▶ _WORK INSTRUCTIONS_
Report how many lines of these entries hold the string "Тумботино"; reply with the number alone.

• • •

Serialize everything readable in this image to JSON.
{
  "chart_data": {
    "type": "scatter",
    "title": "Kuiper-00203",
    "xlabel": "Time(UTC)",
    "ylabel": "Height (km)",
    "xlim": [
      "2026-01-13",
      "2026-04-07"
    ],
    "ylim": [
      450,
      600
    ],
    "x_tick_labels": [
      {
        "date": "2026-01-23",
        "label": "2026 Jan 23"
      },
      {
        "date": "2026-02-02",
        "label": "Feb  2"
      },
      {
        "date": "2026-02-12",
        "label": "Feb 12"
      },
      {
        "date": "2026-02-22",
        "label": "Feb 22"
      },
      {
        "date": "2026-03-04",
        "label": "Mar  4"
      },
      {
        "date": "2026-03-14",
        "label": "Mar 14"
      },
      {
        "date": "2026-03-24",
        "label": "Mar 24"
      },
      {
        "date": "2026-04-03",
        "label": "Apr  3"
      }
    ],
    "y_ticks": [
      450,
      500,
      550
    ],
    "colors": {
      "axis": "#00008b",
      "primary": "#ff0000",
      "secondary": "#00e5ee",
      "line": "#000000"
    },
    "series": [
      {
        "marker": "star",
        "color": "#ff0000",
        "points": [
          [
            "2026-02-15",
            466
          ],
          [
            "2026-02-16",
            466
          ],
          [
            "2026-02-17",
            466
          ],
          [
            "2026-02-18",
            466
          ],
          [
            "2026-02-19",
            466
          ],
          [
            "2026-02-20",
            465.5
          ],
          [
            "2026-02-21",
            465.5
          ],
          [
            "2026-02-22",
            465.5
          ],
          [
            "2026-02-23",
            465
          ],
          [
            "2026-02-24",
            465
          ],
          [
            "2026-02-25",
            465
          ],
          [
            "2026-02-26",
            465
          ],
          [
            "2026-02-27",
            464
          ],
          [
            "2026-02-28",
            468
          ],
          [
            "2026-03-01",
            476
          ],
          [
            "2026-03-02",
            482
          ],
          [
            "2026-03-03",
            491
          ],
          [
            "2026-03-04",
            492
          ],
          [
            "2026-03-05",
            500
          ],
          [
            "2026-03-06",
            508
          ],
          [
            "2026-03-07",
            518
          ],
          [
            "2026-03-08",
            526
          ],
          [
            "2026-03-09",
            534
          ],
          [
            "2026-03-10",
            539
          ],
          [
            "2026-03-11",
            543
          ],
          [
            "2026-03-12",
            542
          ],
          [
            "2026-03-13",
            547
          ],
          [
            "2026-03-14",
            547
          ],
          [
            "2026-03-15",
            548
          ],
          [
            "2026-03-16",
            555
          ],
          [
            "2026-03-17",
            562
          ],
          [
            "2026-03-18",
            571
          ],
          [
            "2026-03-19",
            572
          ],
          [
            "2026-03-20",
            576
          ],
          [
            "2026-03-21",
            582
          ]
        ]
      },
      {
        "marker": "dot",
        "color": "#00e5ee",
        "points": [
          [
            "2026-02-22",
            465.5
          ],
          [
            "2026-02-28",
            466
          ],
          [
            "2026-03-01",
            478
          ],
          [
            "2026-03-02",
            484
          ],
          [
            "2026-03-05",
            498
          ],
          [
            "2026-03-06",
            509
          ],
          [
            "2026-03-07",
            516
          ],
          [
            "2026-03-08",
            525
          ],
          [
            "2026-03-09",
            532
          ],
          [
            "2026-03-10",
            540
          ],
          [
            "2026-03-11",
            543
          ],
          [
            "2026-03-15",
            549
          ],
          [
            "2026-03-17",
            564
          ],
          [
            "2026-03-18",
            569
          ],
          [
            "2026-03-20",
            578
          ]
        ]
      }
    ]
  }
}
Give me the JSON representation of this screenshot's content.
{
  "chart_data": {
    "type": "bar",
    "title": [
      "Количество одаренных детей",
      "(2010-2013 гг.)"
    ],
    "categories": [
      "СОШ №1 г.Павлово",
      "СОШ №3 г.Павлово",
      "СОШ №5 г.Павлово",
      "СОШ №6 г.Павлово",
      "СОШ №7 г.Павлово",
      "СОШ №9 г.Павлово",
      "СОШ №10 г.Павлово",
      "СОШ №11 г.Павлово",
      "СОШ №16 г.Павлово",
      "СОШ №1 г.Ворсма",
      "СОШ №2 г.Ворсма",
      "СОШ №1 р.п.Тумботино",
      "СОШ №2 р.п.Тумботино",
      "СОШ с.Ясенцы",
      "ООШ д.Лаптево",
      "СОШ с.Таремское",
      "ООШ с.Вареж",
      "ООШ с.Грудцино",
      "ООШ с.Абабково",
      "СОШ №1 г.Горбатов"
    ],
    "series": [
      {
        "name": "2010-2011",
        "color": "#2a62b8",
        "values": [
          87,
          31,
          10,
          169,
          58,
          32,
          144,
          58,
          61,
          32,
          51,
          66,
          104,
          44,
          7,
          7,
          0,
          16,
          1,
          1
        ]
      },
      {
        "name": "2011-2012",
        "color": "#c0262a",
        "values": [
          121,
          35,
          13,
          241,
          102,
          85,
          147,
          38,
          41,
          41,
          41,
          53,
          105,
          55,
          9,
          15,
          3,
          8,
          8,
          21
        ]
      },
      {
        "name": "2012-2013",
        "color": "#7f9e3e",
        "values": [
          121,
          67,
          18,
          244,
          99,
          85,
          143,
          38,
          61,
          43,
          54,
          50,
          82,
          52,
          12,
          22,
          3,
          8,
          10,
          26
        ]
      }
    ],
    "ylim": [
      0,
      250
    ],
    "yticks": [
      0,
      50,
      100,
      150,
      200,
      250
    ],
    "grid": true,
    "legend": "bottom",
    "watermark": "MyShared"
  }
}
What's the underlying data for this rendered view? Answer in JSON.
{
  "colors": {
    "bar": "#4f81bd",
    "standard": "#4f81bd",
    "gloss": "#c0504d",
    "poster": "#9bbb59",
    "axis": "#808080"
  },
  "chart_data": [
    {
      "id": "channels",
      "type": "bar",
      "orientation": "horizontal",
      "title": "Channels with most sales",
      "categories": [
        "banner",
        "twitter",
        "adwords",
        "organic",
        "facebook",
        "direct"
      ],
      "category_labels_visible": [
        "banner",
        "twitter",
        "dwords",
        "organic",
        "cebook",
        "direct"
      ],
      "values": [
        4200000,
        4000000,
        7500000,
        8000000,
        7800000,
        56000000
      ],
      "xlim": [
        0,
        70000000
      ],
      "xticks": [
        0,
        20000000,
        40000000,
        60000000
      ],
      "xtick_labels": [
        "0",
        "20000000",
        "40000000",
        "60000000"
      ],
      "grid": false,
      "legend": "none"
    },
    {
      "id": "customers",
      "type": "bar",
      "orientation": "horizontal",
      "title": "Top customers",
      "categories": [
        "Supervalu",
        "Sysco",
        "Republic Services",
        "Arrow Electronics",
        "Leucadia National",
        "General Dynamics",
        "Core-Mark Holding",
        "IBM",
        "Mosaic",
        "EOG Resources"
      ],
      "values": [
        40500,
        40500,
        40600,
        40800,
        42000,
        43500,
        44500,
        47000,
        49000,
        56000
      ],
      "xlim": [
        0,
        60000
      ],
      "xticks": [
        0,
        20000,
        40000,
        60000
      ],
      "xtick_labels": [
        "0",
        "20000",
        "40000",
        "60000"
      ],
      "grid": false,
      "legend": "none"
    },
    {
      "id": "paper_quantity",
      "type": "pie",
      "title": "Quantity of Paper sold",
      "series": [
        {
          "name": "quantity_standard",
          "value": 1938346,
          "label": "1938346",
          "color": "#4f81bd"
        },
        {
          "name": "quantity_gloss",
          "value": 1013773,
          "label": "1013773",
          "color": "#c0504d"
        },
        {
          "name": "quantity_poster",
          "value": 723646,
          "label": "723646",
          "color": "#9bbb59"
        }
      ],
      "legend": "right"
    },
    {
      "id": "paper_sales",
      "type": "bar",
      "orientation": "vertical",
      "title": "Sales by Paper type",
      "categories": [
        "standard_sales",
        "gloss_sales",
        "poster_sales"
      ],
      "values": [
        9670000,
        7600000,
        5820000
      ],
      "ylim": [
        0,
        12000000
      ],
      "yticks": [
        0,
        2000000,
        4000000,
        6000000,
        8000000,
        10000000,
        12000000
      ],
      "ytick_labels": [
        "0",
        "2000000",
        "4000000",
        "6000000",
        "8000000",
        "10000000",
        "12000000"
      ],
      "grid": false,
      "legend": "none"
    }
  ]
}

• • •

▶ _TASK RESPONSE_
2